### Directions for this task
The required output consists solely of the lines from the line containing "Output the text content of this document." through the end of the records, copied exactly.

--- Material ---

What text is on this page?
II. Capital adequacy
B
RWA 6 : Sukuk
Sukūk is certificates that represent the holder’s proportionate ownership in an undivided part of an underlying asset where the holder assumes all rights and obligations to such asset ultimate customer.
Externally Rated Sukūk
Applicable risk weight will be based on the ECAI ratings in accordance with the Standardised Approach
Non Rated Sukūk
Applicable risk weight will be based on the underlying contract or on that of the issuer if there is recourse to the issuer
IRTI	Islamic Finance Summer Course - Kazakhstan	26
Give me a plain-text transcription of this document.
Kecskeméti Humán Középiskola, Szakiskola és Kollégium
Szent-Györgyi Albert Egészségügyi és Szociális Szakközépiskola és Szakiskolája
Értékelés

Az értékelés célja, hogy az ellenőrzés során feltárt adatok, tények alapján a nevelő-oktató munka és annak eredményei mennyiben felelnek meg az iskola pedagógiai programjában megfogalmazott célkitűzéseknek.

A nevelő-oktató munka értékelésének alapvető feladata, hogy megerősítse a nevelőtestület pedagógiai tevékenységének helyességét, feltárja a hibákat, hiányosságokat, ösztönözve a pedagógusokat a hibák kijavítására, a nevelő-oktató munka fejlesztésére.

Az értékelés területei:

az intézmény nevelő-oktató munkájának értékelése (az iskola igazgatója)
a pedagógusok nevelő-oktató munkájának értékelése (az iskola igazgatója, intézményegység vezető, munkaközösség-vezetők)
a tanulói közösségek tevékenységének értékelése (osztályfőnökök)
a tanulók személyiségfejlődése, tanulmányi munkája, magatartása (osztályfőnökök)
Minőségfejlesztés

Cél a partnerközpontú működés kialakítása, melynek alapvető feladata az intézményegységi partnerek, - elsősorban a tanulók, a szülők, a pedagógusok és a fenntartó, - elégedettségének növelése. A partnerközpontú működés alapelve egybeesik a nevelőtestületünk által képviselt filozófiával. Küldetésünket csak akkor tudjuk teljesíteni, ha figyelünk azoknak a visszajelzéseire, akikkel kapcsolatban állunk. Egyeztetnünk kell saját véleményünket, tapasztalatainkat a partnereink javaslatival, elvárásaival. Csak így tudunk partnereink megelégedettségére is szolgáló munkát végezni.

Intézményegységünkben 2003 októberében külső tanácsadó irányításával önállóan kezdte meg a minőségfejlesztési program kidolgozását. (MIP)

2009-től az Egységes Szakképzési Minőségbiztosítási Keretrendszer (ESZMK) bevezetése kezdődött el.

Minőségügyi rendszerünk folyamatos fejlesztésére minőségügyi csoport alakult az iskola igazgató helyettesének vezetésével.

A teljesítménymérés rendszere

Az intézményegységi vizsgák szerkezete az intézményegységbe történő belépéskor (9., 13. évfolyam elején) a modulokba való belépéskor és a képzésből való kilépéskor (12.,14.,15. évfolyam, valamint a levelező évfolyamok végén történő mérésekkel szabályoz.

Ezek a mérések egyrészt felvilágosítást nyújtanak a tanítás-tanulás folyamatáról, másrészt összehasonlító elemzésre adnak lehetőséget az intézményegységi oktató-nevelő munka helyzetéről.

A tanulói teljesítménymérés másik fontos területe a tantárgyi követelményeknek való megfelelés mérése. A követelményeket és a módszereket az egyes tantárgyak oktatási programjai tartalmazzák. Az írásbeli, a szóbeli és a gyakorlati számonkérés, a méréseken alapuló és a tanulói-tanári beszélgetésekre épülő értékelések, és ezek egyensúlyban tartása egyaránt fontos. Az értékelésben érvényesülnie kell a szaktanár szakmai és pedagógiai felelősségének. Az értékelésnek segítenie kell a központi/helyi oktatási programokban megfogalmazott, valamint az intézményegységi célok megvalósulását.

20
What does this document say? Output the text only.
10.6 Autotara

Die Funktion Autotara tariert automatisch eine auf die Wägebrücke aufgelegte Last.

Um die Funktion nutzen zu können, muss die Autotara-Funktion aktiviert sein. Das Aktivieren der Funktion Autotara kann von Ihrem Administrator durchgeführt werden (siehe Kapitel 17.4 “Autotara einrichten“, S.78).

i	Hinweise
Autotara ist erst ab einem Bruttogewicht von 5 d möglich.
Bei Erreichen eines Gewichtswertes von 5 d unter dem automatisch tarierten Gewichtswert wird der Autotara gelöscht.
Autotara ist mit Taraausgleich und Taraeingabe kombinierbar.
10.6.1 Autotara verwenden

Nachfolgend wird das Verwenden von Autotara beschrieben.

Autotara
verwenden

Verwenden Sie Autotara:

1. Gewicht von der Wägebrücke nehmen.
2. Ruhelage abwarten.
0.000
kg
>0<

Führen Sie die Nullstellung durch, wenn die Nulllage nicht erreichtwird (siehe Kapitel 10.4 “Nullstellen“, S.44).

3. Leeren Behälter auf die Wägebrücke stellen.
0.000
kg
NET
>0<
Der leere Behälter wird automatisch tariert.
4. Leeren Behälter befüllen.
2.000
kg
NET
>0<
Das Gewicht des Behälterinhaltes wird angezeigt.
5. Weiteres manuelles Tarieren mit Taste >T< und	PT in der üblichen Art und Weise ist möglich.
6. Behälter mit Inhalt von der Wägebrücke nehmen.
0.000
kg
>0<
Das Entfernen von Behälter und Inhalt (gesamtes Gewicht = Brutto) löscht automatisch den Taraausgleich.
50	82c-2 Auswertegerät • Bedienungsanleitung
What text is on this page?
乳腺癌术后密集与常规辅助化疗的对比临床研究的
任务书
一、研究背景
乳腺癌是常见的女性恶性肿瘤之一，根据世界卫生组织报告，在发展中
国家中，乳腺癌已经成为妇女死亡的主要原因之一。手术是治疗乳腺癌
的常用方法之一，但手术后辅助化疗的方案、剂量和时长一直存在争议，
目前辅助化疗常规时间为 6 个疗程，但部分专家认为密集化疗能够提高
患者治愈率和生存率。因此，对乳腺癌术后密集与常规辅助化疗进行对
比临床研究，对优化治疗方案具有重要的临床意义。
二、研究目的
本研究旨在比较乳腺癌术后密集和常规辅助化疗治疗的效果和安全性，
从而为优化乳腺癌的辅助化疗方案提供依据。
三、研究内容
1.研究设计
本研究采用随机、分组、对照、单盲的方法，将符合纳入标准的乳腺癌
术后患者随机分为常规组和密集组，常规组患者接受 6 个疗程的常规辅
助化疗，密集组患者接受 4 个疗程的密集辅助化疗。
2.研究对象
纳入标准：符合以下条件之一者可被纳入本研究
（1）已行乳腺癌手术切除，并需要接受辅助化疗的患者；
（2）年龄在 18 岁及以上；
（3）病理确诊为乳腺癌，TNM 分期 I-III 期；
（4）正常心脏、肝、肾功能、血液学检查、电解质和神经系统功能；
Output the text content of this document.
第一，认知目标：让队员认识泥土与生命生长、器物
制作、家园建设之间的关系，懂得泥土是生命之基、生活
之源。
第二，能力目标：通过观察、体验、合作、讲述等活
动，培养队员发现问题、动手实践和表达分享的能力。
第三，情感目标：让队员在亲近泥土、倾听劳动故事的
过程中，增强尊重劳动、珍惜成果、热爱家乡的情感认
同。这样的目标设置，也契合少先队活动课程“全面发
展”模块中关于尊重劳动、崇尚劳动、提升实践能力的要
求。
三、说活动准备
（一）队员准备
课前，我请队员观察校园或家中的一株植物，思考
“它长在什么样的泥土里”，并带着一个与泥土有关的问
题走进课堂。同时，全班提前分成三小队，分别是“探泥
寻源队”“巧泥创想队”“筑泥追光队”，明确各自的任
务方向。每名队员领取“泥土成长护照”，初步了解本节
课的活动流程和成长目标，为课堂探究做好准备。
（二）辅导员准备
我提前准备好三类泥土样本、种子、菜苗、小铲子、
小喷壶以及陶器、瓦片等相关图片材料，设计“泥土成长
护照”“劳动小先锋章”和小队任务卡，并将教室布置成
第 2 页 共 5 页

---

### Finished task
Output the text content of this document.
第一，认知目标：让队员认识泥土与生命生长、器物
制作、家园建设之间的关系，懂得泥土是生命之基、生活
之源。
第二，能力目标：通过观察、体验、合作、讲述等活
动，培养队员发现问题、动手实践和表达分享的能力。
第三，情感目标：让队员在亲近泥土、倾听劳动故事的
过程中，增强尊重劳动、珍惜成果、热爱家乡的情感认
同。这样的目标设置，也契合少先队活动课程“全面发
展”模块中关于尊重劳动、崇尚劳动、提升实践能力的要
求。
三、说活动准备
（一）队员准备
课前，我请队员观察校园或家中的一株植物，思考
“它长在什么样的泥土里”，并带着一个与泥土有关的问
题走进课堂。同时，全班提前分成三小队，分别是“探泥
寻源队”“巧泥创想队”“筑泥追光队”，明确各自的任
务方向。每名队员领取“泥土成长护照”，初步了解本节
课的活动流程和成长目标，为课堂探究做好准备。
（二）辅导员准备
我提前准备好三类泥土样本、种子、菜苗、小铲子、
小喷壶以及陶器、瓦片等相关图片材料，设计“泥土成长
护照”“劳动小先锋章”和小队任务卡，并将教室布置成
第 2 页 共 5 页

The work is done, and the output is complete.